Go through the records and copy each line where the word "JSON" occurs.

[Extracted data entries]
start
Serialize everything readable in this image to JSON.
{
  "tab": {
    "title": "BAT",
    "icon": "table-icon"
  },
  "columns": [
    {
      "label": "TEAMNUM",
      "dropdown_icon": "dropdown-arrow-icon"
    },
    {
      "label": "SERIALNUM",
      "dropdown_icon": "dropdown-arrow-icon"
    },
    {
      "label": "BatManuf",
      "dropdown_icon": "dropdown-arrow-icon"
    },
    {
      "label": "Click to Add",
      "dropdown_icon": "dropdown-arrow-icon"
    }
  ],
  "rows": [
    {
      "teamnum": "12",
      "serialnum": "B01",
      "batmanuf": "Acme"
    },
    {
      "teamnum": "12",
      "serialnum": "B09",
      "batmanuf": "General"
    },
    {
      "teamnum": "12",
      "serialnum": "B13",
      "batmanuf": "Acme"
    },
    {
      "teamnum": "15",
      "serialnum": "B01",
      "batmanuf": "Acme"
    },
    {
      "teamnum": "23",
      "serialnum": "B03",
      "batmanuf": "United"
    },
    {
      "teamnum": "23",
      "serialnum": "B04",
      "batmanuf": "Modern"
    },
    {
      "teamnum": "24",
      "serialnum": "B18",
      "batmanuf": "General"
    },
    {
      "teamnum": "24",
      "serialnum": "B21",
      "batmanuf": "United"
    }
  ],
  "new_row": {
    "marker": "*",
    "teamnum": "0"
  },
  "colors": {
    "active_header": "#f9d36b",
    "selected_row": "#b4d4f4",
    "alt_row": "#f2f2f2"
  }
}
end
start
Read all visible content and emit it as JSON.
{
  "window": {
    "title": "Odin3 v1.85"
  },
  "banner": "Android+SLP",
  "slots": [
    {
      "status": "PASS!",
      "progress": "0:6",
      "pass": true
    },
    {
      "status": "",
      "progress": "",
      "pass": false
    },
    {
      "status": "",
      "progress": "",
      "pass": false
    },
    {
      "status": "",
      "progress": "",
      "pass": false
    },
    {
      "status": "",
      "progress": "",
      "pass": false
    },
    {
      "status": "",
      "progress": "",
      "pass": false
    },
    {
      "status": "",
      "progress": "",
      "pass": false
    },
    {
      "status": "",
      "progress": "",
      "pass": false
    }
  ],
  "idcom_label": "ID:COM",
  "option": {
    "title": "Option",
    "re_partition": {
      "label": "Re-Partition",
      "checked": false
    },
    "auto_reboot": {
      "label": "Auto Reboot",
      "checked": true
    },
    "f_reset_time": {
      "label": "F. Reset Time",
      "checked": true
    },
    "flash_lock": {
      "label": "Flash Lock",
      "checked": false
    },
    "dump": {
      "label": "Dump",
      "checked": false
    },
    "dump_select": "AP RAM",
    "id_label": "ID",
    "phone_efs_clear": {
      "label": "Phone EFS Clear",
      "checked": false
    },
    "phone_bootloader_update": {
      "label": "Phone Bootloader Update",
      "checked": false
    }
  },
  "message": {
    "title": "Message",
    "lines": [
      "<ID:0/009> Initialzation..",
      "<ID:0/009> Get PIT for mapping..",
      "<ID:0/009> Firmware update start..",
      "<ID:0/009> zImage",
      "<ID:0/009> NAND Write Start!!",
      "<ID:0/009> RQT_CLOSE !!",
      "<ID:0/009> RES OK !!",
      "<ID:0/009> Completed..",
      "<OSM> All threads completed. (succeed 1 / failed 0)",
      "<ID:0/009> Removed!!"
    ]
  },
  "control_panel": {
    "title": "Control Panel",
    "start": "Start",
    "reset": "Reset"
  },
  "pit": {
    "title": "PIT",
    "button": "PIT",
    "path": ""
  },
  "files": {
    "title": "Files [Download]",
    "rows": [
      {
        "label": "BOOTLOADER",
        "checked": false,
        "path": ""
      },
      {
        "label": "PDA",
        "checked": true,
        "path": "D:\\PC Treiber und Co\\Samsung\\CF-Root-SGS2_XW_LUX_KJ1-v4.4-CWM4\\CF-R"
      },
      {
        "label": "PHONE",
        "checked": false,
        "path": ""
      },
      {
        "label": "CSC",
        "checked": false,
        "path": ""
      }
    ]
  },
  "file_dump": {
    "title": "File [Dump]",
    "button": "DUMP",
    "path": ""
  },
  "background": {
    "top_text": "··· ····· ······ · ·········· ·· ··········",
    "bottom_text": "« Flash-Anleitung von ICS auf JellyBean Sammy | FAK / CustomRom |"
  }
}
end
#### CORRECT OUTPUT:
Serialize everything readable in this image to JSON.
Read all visible content and emit it as JSON.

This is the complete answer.